What you are asked to do – Give the listing again character for character, but drop the images.

[Begin]

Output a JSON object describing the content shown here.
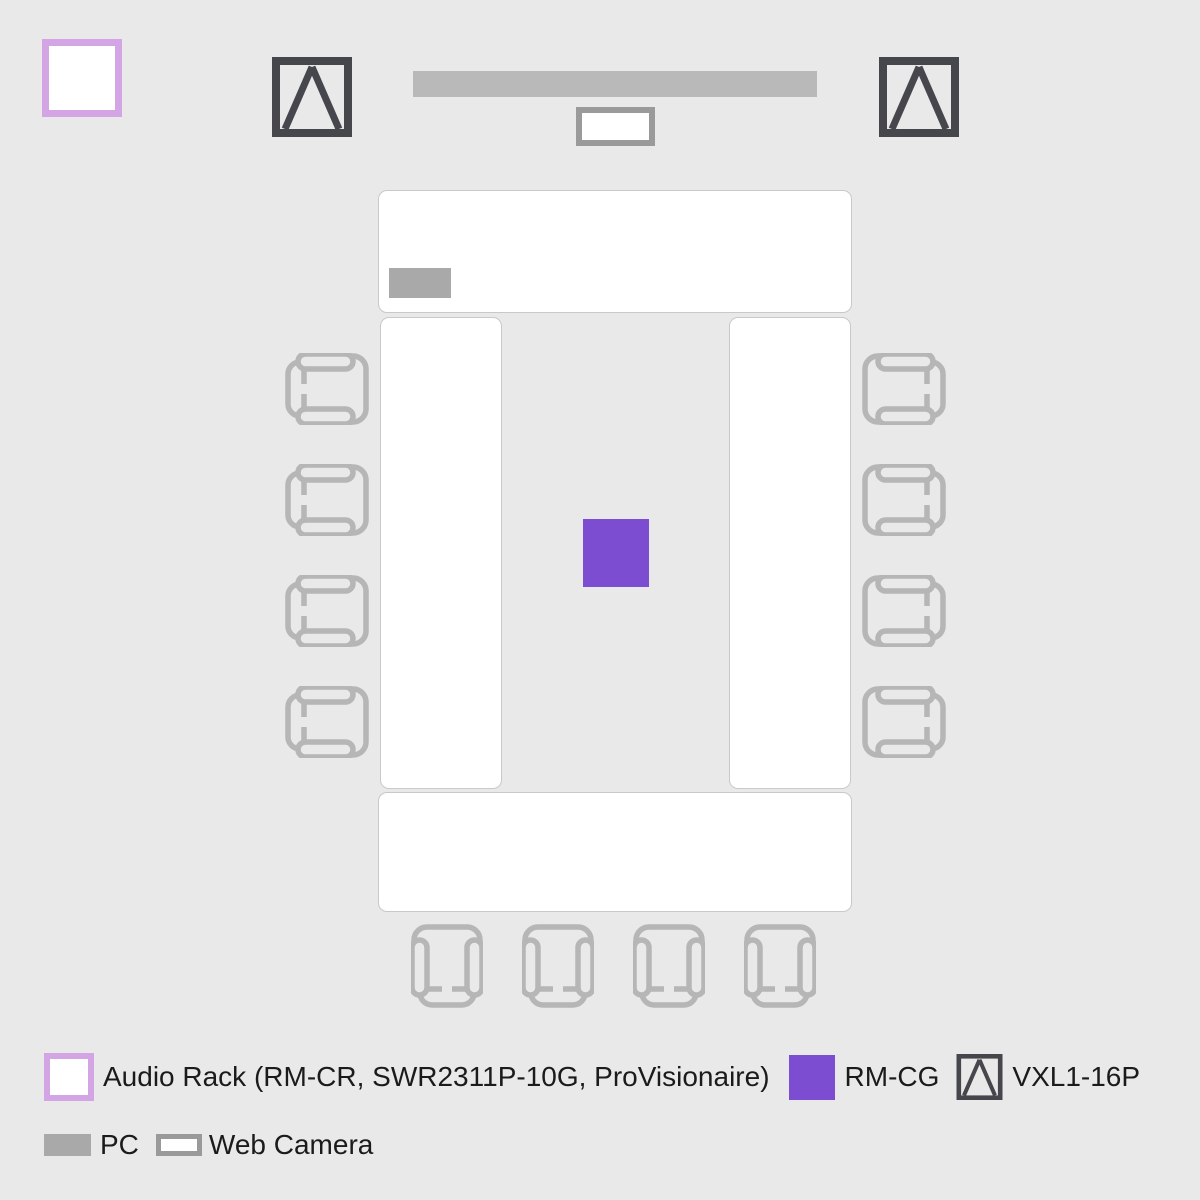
{
  "legend": {
    "audio_rack": "Audio Rack (RM-CR, SWR2311P-10G, ProVisionaire)",
    "rm_cg": "RM-CG",
    "vxl": "VXL1-16P",
    "pc": "PC",
    "web_camera": "Web Camera"
  },
  "colors": {
    "background": "#e9e9e9",
    "table_fill": "#ffffff",
    "table_border": "#c9c9c9",
    "chair_stroke": "#b6b6b6",
    "display_bar": "#b9b9b9",
    "pc_fill": "#a9a9a9",
    "web_camera_border": "#9a9a9a",
    "rm_cg_purple": "#7c4dd1",
    "audio_rack_border": "#d4a5e5",
    "vxl_dark": "#45474c",
    "legend_text": "#1b1b1b"
  },
  "floor_plan": {
    "tables": 4,
    "chairs_left": 4,
    "chairs_right": 4,
    "chairs_bottom": 4,
    "speakers": 2
  }
}
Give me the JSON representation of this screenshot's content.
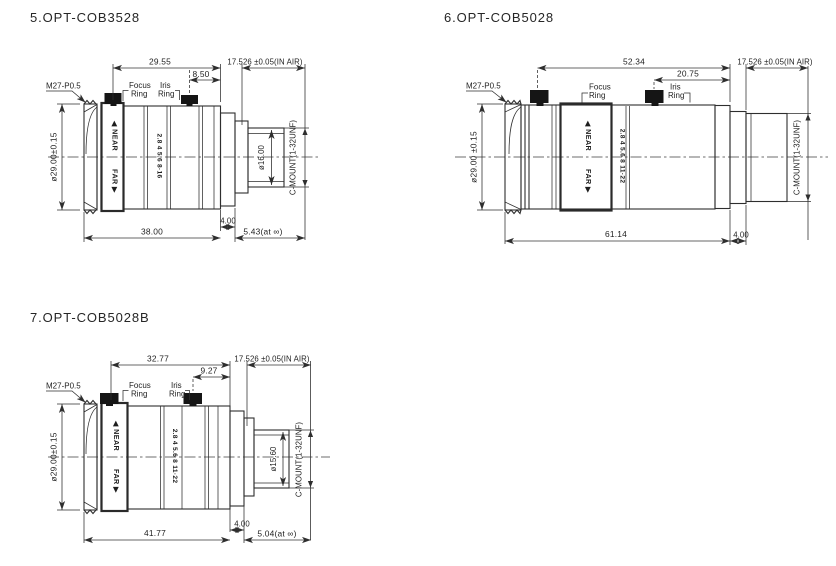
{
  "page": {
    "background": "#ffffff",
    "ink": "#2e2e2e"
  },
  "drawings": [
    {
      "title": "5.OPT-COB3528",
      "thread_label": "M27-P0.5",
      "focus_ring_label": {
        "line1": "Focus",
        "line2": "Ring"
      },
      "iris_ring_label": {
        "line1": "Iris",
        "line2": "Ring"
      },
      "barrel_markings": {
        "near": "◀ NEAR",
        "far": "FAR ▶",
        "aperture_scale": "2.8 4 5.6 8·16"
      },
      "dims": {
        "upper_length": "29.55",
        "iris_offset": "8.50",
        "flange_focal": "17.526 ±0.05(IN AIR)",
        "outer_diameter": "ø29.00±0.15",
        "rear_inner_diameter": "ø16.00",
        "mount": "C-MOUNT(1-32UNF)",
        "body_length": "38.00",
        "rear_flange": "4.00",
        "back_focus": "5.43(at ∞)"
      }
    },
    {
      "title": "6.OPT-COB5028",
      "thread_label": "M27-P0.5",
      "focus_ring_label": {
        "line1": "Focus",
        "line2": "Ring"
      },
      "iris_ring_label": {
        "line1": "Iris",
        "line2": "Ring"
      },
      "barrel_markings": {
        "near": "◀ NEAR",
        "far": "FAR ▶",
        "aperture_scale": "2.8 4 5.6 8 11·22"
      },
      "dims": {
        "upper_length": "52.34",
        "iris_offset": "20.75",
        "flange_focal": "17.526 ±0.05(IN AIR)",
        "outer_diameter": "ø29.00 ±0.15",
        "mount": "C-MOUNT(1-32UNF)",
        "body_length": "61.14",
        "rear_flange": "4.00"
      }
    },
    {
      "title": "7.OPT-COB5028B",
      "thread_label": "M27-P0.5",
      "focus_ring_label": {
        "line1": "Focus",
        "line2": "Ring"
      },
      "iris_ring_label": {
        "line1": "Iris",
        "line2": "Ring"
      },
      "barrel_markings": {
        "near": "◀ NEAR",
        "far": "FAR ▶",
        "aperture_scale": "2.8 4 5.6 8 11·22"
      },
      "dims": {
        "upper_length": "32.77",
        "iris_offset": "9.27",
        "flange_focal": "17.526 ±0.05(IN AIR)",
        "outer_diameter": "ø29.00±0.15",
        "rear_inner_diameter": "ø15.60",
        "mount": "C-MOUNT(1-32UNF)",
        "body_length": "41.77",
        "rear_flange": "4.00",
        "back_focus": "5.04(at ∞)"
      }
    }
  ]
}
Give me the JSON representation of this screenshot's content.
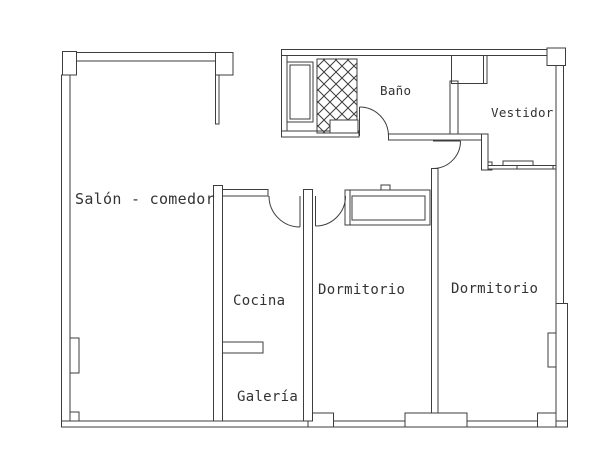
{
  "plan": {
    "background": "#ffffff",
    "line_color": "#3d3d3d",
    "text_color": "#333333",
    "rooms": {
      "salon": {
        "label": "Salón - comedor"
      },
      "bano": {
        "label": "Baño"
      },
      "vestidor": {
        "label": "Vestidor"
      },
      "cocina": {
        "label": "Cocina"
      },
      "dormitorio1": {
        "label": "Dormitorio"
      },
      "dormitorio2": {
        "label": "Dormitorio"
      },
      "galeria": {
        "label": "Galería"
      }
    },
    "symbols": {
      "shower": "crosshatch-shower-tray",
      "bath_fixture": "bathtub-cabinet",
      "wardrobe": "built-in-wardrobe",
      "sliding_door": "sliding-door-panels",
      "swing_doors": "quarter-arc-door-swings"
    }
  }
}
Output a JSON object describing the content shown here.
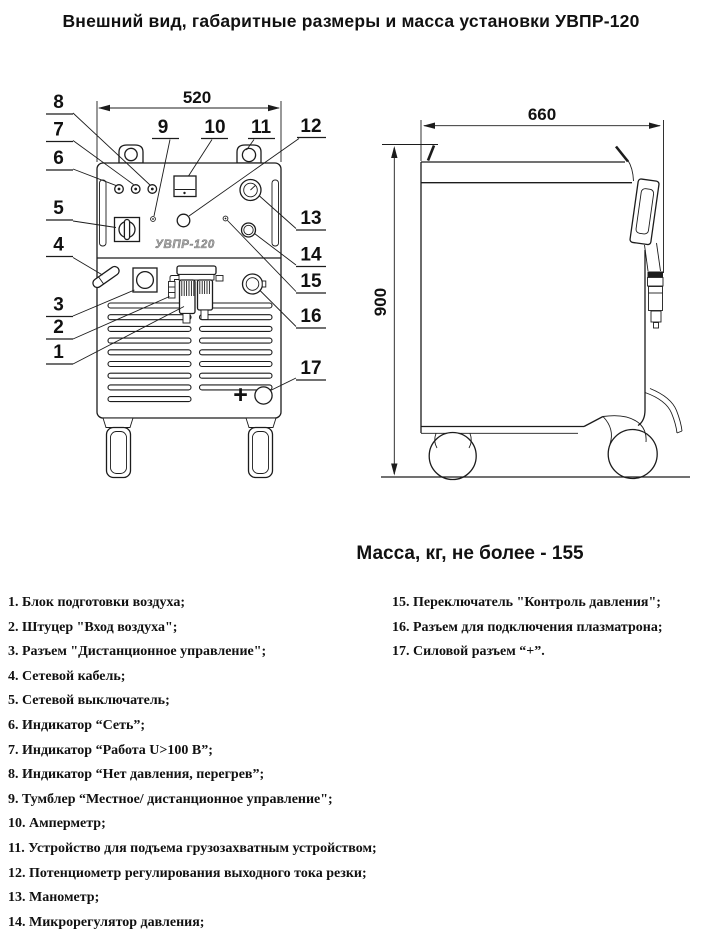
{
  "title": "Внешний вид, габаритные размеры и масса установки УВПР-120",
  "mass_note": "Масса, кг, не более - 155",
  "ink_color": "#1c1c1c",
  "front_view": {
    "width_label": "520",
    "panel_label": "УВПР-120",
    "plus_label": "+",
    "callouts": [
      "1",
      "2",
      "3",
      "4",
      "5",
      "6",
      "7",
      "8",
      "9",
      "10",
      "11",
      "12",
      "13",
      "14",
      "15",
      "16",
      "17"
    ]
  },
  "side_view": {
    "width_label": "660",
    "height_label": "900"
  },
  "legend": {
    "left": [
      {
        "num": "1.",
        "label": "Блок подготовки воздуха;"
      },
      {
        "num": "2.",
        "label": "Штуцер \"Вход воздуха\";"
      },
      {
        "num": "3.",
        "label": "Разъем \"Дистанционное управление\";"
      },
      {
        "num": "4.",
        "label": "Сетевой кабель;"
      },
      {
        "num": "5.",
        "label": "Сетевой выключатель;"
      },
      {
        "num": "6.",
        "label": "Индикатор “Сеть”;"
      },
      {
        "num": "7.",
        "label": "Индикатор “Работа U>100 В”;"
      },
      {
        "num": "8.",
        "label": "Индикатор “Нет давления, перегрев”;"
      },
      {
        "num": "9.",
        "label": "Тумблер “Местное/ дистанционное управление\";"
      },
      {
        "num": "10.",
        "label": "Амперметр;"
      },
      {
        "num": "11.",
        "label": "Устройство для подъема грузозахватным устройством;"
      },
      {
        "num": "12.",
        "label": "Потенциометр регулирования выходного тока резки;"
      },
      {
        "num": "13.",
        "label": "Манометр;"
      },
      {
        "num": "14.",
        "label": "Микрорегулятор давления;"
      }
    ],
    "right": [
      {
        "num": "15.",
        "label": "Переключатель \"Контроль давления\";"
      },
      {
        "num": "16.",
        "label": "Разъем для подключения плазматрона;"
      },
      {
        "num": "17.",
        "label": "Силовой разъем “+”."
      }
    ]
  }
}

[End]

Solution for this exercise –
Output a JSON object describing the content shown here.
{
  "legend": {
    "audio_rack": "Audio Rack (RM-CR, SWR2311P-10G, ProVisionaire)",
    "rm_cg": "RM-CG",
    "vxl": "VXL1-16P",
    "pc": "PC",
    "web_camera": "Web Camera"
  },
  "colors": {
    "background": "#e9e9e9",
    "table_fill": "#ffffff",
    "table_border": "#c9c9c9",
    "chair_stroke": "#b6b6b6",
    "display_bar": "#b9b9b9",
    "pc_fill": "#a9a9a9",
    "web_camera_border": "#9a9a9a",
    "rm_cg_purple": "#7c4dd1",
    "audio_rack_border": "#d4a5e5",
    "vxl_dark": "#45474c",
    "legend_text": "#1b1b1b"
  },
  "floor_plan": {
    "tables": 4,
    "chairs_left": 4,
    "chairs_right": 4,
    "chairs_bottom": 4,
    "speakers": 2
  }
}
Give me the JSON representation of this screenshot's content.
{
  "page": {
    "background": "#ffffff",
    "ink": "#2e2e2e"
  },
  "drawings": [
    {
      "title": "5.OPT-COB3528",
      "thread_label": "M27-P0.5",
      "focus_ring_label": {
        "line1": "Focus",
        "line2": "Ring"
      },
      "iris_ring_label": {
        "line1": "Iris",
        "line2": "Ring"
      },
      "barrel_markings": {
        "near": "◀ NEAR",
        "far": "FAR ▶",
        "aperture_scale": "2.8 4 5.6 8·16"
      },
      "dims": {
        "upper_length": "29.55",
        "iris_offset": "8.50",
        "flange_focal": "17.526 ±0.05(IN AIR)",
        "outer_diameter": "ø29.00±0.15",
        "rear_inner_diameter": "ø16.00",
        "mount": "C-MOUNT(1-32UNF)",
        "body_length": "38.00",
        "rear_flange": "4.00",
        "back_focus": "5.43(at ∞)"
      }
    },
    {
      "title": "6.OPT-COB5028",
      "thread_label": "M27-P0.5",
      "focus_ring_label": {
        "line1": "Focus",
        "line2": "Ring"
      },
      "iris_ring_label": {
        "line1": "Iris",
        "line2": "Ring"
      },
      "barrel_markings": {
        "near": "◀ NEAR",
        "far": "FAR ▶",
        "aperture_scale": "2.8 4 5.6 8 11·22"
      },
      "dims": {
        "upper_length": "52.34",
        "iris_offset": "20.75",
        "flange_focal": "17.526 ±0.05(IN AIR)",
        "outer_diameter": "ø29.00 ±0.15",
        "mount": "C-MOUNT(1-32UNF)",
        "body_length": "61.14",
        "rear_flange": "4.00"
      }
    },
    {
      "title": "7.OPT-COB5028B",
      "thread_label": "M27-P0.5",
      "focus_ring_label": {
        "line1": "Focus",
        "line2": "Ring"
      },
      "iris_ring_label": {
        "line1": "Iris",
        "line2": "Ring"
      },
      "barrel_markings": {
        "near": "◀ NEAR",
        "far": "FAR ▶",
        "aperture_scale": "2.8 4 5.6 8 11·22"
      },
      "dims": {
        "upper_length": "32.77",
        "iris_offset": "9.27",
        "flange_focal": "17.526 ±0.05(IN AIR)",
        "outer_diameter": "ø29.00±0.15",
        "rear_inner_diameter": "ø15.60",
        "mount": "C-MOUNT(1-32UNF)",
        "body_length": "41.77",
        "rear_flange": "4.00",
        "back_focus": "5.04(at ∞)"
      }
    }
  ]
}
Give me the JSON representation of this screenshot's content.
{
  "plan": {
    "background": "#ffffff",
    "line_color": "#3d3d3d",
    "text_color": "#333333",
    "rooms": {
      "salon": {
        "label": "Salón - comedor"
      },
      "bano": {
        "label": "Baño"
      },
      "vestidor": {
        "label": "Vestidor"
      },
      "cocina": {
        "label": "Cocina"
      },
      "dormitorio1": {
        "label": "Dormitorio"
      },
      "dormitorio2": {
        "label": "Dormitorio"
      },
      "galeria": {
        "label": "Galería"
      }
    },
    "symbols": {
      "shower": "crosshatch-shower-tray",
      "bath_fixture": "bathtub-cabinet",
      "wardrobe": "built-in-wardrobe",
      "sliding_door": "sliding-door-panels",
      "swing_doors": "quarter-arc-door-swings"
    }
  }
}
Output a JSON object describing the content shown here.
{
  "title": "Внешний вид, габаритные размеры и масса установки УВПР-120",
  "mass_note": "Масса, кг, не более - 155",
  "ink_color": "#1c1c1c",
  "front_view": {
    "width_label": "520",
    "panel_label": "УВПР-120",
    "plus_label": "+",
    "callouts": [
      "1",
      "2",
      "3",
      "4",
      "5",
      "6",
      "7",
      "8",
      "9",
      "10",
      "11",
      "12",
      "13",
      "14",
      "15",
      "16",
      "17"
    ]
  },
  "side_view": {
    "width_label": "660",
    "height_label": "900"
  },
  "legend": {
    "left": [
      {
        "num": "1.",
        "label": "Блок подготовки воздуха;"
      },
      {
        "num": "2.",
        "label": "Штуцер \"Вход воздуха\";"
      },
      {
        "num": "3.",
        "label": "Разъем \"Дистанционное управление\";"
      },
      {
        "num": "4.",
        "label": "Сетевой кабель;"
      },
      {
        "num": "5.",
        "label": "Сетевой выключатель;"
      },
      {
        "num": "6.",
        "label": "Индикатор “Сеть”;"
      },
      {
        "num": "7.",
        "label": "Индикатор “Работа U>100 В”;"
      },
      {
        "num": "8.",
        "label": "Индикатор “Нет давления, перегрев”;"
      },
      {
        "num": "9.",
        "label": "Тумблер “Местное/ дистанционное управление\";"
      },
      {
        "num": "10.",
        "label": "Амперметр;"
      },
      {
        "num": "11.",
        "label": "Устройство для подъема грузозахватным устройством;"
      },
      {
        "num": "12.",
        "label": "Потенциометр регулирования выходного тока резки;"
      },
      {
        "num": "13.",
        "label": "Манометр;"
      },
      {
        "num": "14.",
        "label": "Микрорегулятор давления;"
      }
    ],
    "right": [
      {
        "num": "15.",
        "label": "Переключатель \"Контроль давления\";"
      },
      {
        "num": "16.",
        "label": "Разъем для подключения плазматрона;"
      },
      {
        "num": "17.",
        "label": "Силовой разъем “+”."
      }
    ]
  }
}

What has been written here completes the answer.